What you need to do:
In the data below, find each line containing the string "Convert" and return it.

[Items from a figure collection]
-- BEGIN --
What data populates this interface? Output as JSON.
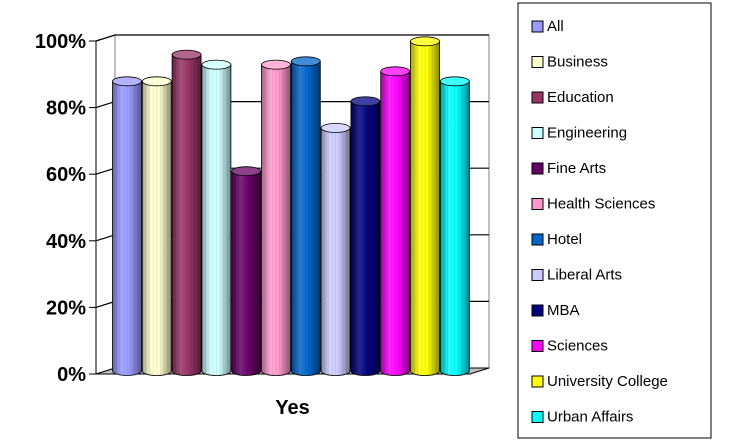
{
  "chart_data": {
    "type": "bar",
    "style": "3d-cylinder",
    "categories": [
      "Yes"
    ],
    "y_ticks": [
      "0%",
      "20%",
      "40%",
      "60%",
      "80%",
      "100%"
    ],
    "ylim": [
      0,
      100
    ],
    "grid": true,
    "legend_position": "right",
    "series": [
      {
        "name": "All",
        "values": [
          87
        ],
        "color": "#9999ff"
      },
      {
        "name": "Business",
        "values": [
          87
        ],
        "color": "#ffffcc"
      },
      {
        "name": "Education",
        "values": [
          95
        ],
        "color": "#993366"
      },
      {
        "name": "Engineering",
        "values": [
          92
        ],
        "color": "#ccffff"
      },
      {
        "name": "Fine Arts",
        "values": [
          60
        ],
        "color": "#660066"
      },
      {
        "name": "Health Sciences",
        "values": [
          92
        ],
        "color": "#ff99cc"
      },
      {
        "name": "Hotel",
        "values": [
          93
        ],
        "color": "#0066cc"
      },
      {
        "name": "Liberal Arts",
        "values": [
          73
        ],
        "color": "#ccccff"
      },
      {
        "name": "MBA",
        "values": [
          81
        ],
        "color": "#000080"
      },
      {
        "name": "Sciences",
        "values": [
          90
        ],
        "color": "#ff00ff"
      },
      {
        "name": "University College",
        "values": [
          99
        ],
        "color": "#ffff00"
      },
      {
        "name": "Urban Affairs",
        "values": [
          87
        ],
        "color": "#00ffff"
      }
    ]
  }
}
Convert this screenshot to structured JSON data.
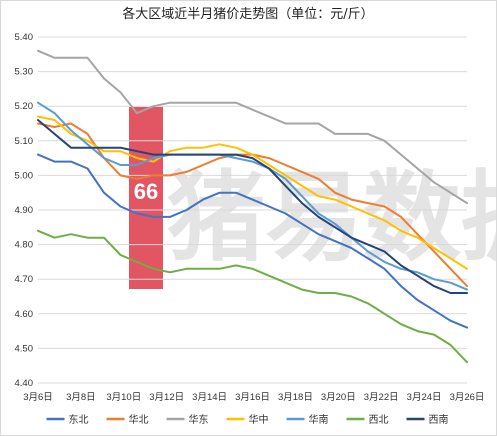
{
  "chart_data": {
    "type": "line",
    "title": "各大区域近半月猪价走势图（单位：元/斤）",
    "ylim": [
      4.4,
      5.4
    ],
    "yticks": [
      "4.40",
      "4.50",
      "4.60",
      "4.70",
      "4.80",
      "4.90",
      "5.00",
      "5.10",
      "5.20",
      "5.30",
      "5.40"
    ],
    "xtick_labels": [
      "3月6日",
      "3月8日",
      "3月10日",
      "3月12日",
      "3月14日",
      "3月16日",
      "3月18日",
      "3月20日",
      "3月22日",
      "3月24日",
      "3月26日"
    ],
    "grid": "horizontal",
    "legend_position": "bottom",
    "watermark": "猪易数据",
    "series": [
      {
        "name": "东北",
        "color": "#4472C4",
        "values": [
          5.06,
          5.04,
          5.04,
          5.02,
          4.95,
          4.91,
          4.89,
          4.88,
          4.88,
          4.9,
          4.93,
          4.95,
          4.95,
          4.93,
          4.91,
          4.89,
          4.86,
          4.83,
          4.81,
          4.79,
          4.76,
          4.73,
          4.68,
          4.64,
          4.61,
          4.58,
          4.56
        ]
      },
      {
        "name": "华北",
        "color": "#ED7D31",
        "values": [
          5.15,
          5.14,
          5.15,
          5.12,
          5.05,
          5.0,
          4.99,
          5.0,
          5.0,
          5.01,
          5.03,
          5.05,
          5.06,
          5.06,
          5.05,
          5.03,
          5.01,
          4.99,
          4.95,
          4.93,
          4.92,
          4.91,
          4.88,
          4.83,
          4.78,
          4.73,
          4.68
        ]
      },
      {
        "name": "华东",
        "color": "#A5A5A5",
        "values": [
          5.36,
          5.34,
          5.34,
          5.34,
          5.28,
          5.24,
          5.18,
          5.2,
          5.21,
          5.21,
          5.21,
          5.21,
          5.21,
          5.19,
          5.17,
          5.15,
          5.15,
          5.15,
          5.12,
          5.12,
          5.12,
          5.1,
          5.06,
          5.02,
          4.98,
          4.95,
          4.92
        ]
      },
      {
        "name": "华中",
        "color": "#FFC000",
        "values": [
          5.17,
          5.16,
          5.12,
          5.1,
          5.07,
          5.07,
          5.05,
          5.04,
          5.07,
          5.08,
          5.08,
          5.09,
          5.08,
          5.06,
          5.03,
          5.0,
          4.97,
          4.94,
          4.93,
          4.91,
          4.89,
          4.87,
          4.84,
          4.82,
          4.79,
          4.76,
          4.73
        ]
      },
      {
        "name": "华南",
        "color": "#5B9BD5",
        "values": [
          5.21,
          5.18,
          5.13,
          5.09,
          5.05,
          5.03,
          5.03,
          5.05,
          5.06,
          5.06,
          5.06,
          5.06,
          5.05,
          5.04,
          5.02,
          4.99,
          4.94,
          4.89,
          4.86,
          4.82,
          4.78,
          4.75,
          4.73,
          4.72,
          4.7,
          4.69,
          4.67
        ]
      },
      {
        "name": "西北",
        "color": "#70AD47",
        "values": [
          4.84,
          4.82,
          4.83,
          4.82,
          4.82,
          4.77,
          4.75,
          4.73,
          4.72,
          4.73,
          4.73,
          4.73,
          4.74,
          4.73,
          4.71,
          4.69,
          4.67,
          4.66,
          4.66,
          4.65,
          4.63,
          4.6,
          4.57,
          4.55,
          4.54,
          4.51,
          4.46
        ]
      },
      {
        "name": "西南",
        "color": "#264478",
        "values": [
          5.16,
          5.12,
          5.08,
          5.08,
          5.08,
          5.08,
          5.07,
          5.06,
          5.06,
          5.06,
          5.06,
          5.06,
          5.06,
          5.05,
          5.02,
          4.97,
          4.92,
          4.88,
          4.85,
          4.82,
          4.8,
          4.78,
          4.74,
          4.71,
          4.68,
          4.66,
          4.66
        ]
      }
    ]
  }
}
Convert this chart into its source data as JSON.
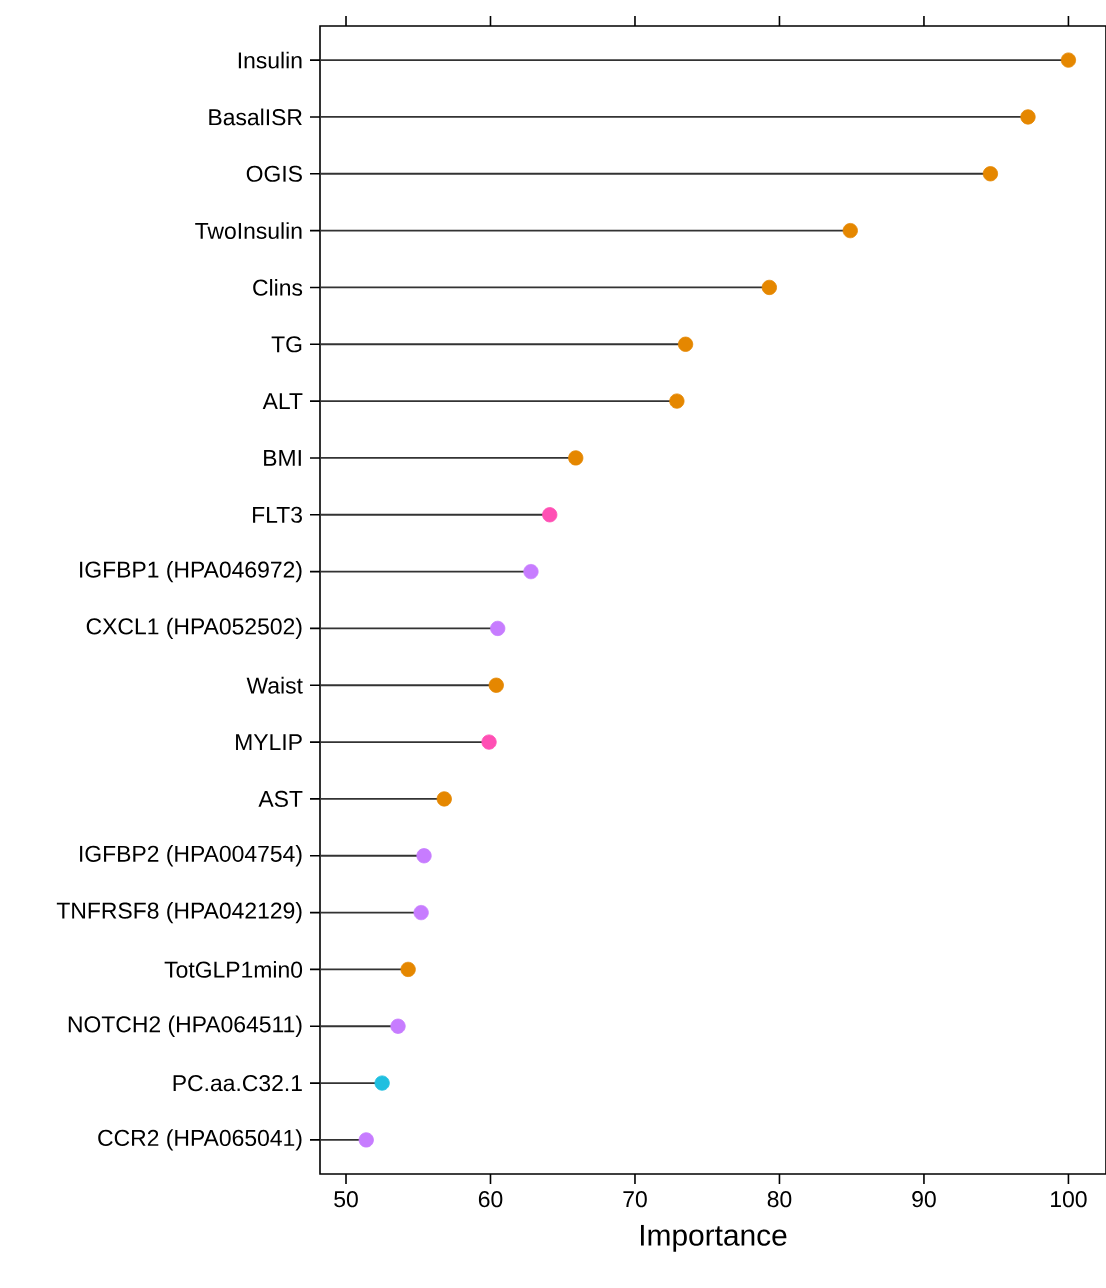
{
  "chart_data": {
    "type": "lollipop",
    "orientation": "horizontal",
    "xlabel": "Importance",
    "categories": [
      "Insulin",
      "BasalISR",
      "OGIS",
      "TwoInsulin",
      "Clins",
      "TG",
      "ALT",
      "BMI",
      "FLT3",
      "IGFBP1 (HPA046972)",
      "CXCL1 (HPA052502)",
      "Waist",
      "MYLIP",
      "AST",
      "IGFBP2 (HPA004754)",
      "TNFRSF8 (HPA042129)",
      "TotGLP1min0",
      "NOTCH2 (HPA064511)",
      "PC.aa.C32.1",
      "CCR2 (HPA065041)"
    ],
    "values": [
      100.0,
      97.2,
      94.6,
      84.9,
      79.3,
      73.5,
      72.9,
      65.9,
      64.1,
      62.8,
      60.5,
      60.4,
      59.9,
      56.8,
      55.4,
      55.2,
      54.3,
      53.6,
      52.5,
      51.4
    ],
    "colors": [
      "#e58700",
      "#e58700",
      "#e58700",
      "#e58700",
      "#e58700",
      "#e58700",
      "#e58700",
      "#e58700",
      "#ff4fb4",
      "#c77cff",
      "#c77cff",
      "#e58700",
      "#ff4fb4",
      "#e58700",
      "#c77cff",
      "#c77cff",
      "#e58700",
      "#c77cff",
      "#1fbfe0",
      "#c77cff"
    ],
    "xlim": [
      48.2,
      102.6
    ],
    "xticks": [
      50,
      60,
      70,
      80,
      90,
      100
    ]
  }
}
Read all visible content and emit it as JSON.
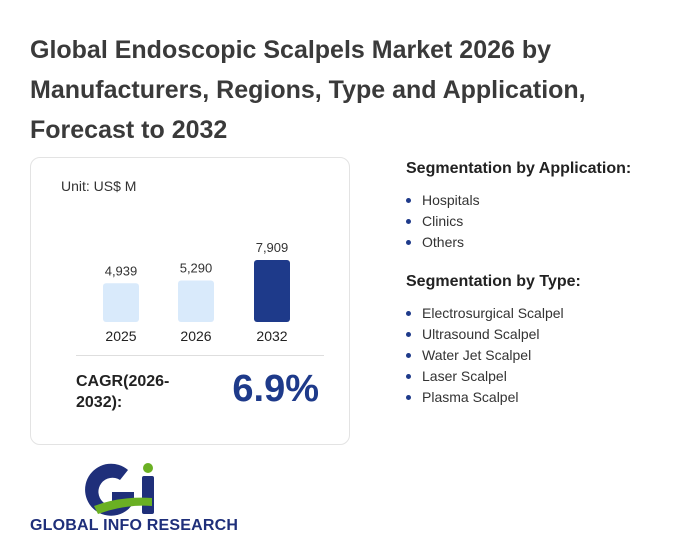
-- END --
Answer to this problem:
Convert this screenshot to structured JSON data.
Convert this chart into its source data as JSON.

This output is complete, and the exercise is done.